Lines of data:
____________________

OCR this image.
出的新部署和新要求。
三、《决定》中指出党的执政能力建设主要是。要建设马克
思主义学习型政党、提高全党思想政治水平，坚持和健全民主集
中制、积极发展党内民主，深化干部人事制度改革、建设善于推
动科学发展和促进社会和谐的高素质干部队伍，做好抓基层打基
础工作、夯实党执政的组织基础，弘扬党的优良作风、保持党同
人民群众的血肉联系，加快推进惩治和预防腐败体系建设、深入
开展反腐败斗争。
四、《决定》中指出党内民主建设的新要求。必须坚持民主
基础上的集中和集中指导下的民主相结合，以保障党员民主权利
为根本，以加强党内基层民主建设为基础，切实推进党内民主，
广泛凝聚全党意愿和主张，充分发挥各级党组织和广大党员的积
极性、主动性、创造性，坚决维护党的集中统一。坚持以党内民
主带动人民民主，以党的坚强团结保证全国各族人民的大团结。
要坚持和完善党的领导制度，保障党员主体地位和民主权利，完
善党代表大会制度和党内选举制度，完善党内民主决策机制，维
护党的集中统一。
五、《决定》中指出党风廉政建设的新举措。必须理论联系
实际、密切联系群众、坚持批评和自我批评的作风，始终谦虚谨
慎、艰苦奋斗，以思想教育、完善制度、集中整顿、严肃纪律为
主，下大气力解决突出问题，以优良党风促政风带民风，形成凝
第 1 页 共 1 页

____________________

Set task:
Return all of the above records exactly, leaving no line out.

Output for this task:
OCR this image.
出的新部署和新要求。
三、《决定》中指出党的执政能力建设主要是。要建设马克
思主义学习型政党、提高全党思想政治水平，坚持和健全民主集
中制、积极发展党内民主，深化干部人事制度改革、建设善于推
动科学发展和促进社会和谐的高素质干部队伍，做好抓基层打基
础工作、夯实党执政的组织基础，弘扬党的优良作风、保持党同
人民群众的血肉联系，加快推进惩治和预防腐败体系建设、深入
开展反腐败斗争。
四、《决定》中指出党内民主建设的新要求。必须坚持民主
基础上的集中和集中指导下的民主相结合，以保障党员民主权利
为根本，以加强党内基层民主建设为基础，切实推进党内民主，
广泛凝聚全党意愿和主张，充分发挥各级党组织和广大党员的积
极性、主动性、创造性，坚决维护党的集中统一。坚持以党内民
主带动人民民主，以党的坚强团结保证全国各族人民的大团结。
要坚持和完善党的领导制度，保障党员主体地位和民主权利，完
善党代表大会制度和党内选举制度，完善党内民主决策机制，维
护党的集中统一。
五、《决定》中指出党风廉政建设的新举措。必须理论联系
实际、密切联系群众、坚持批评和自我批评的作风，始终谦虚谨
慎、艰苦奋斗，以思想教育、完善制度、集中整顿、严肃纪律为
主，下大气力解决突出问题，以优良党风促政风带民风，形成凝
第 1 页 共 1 页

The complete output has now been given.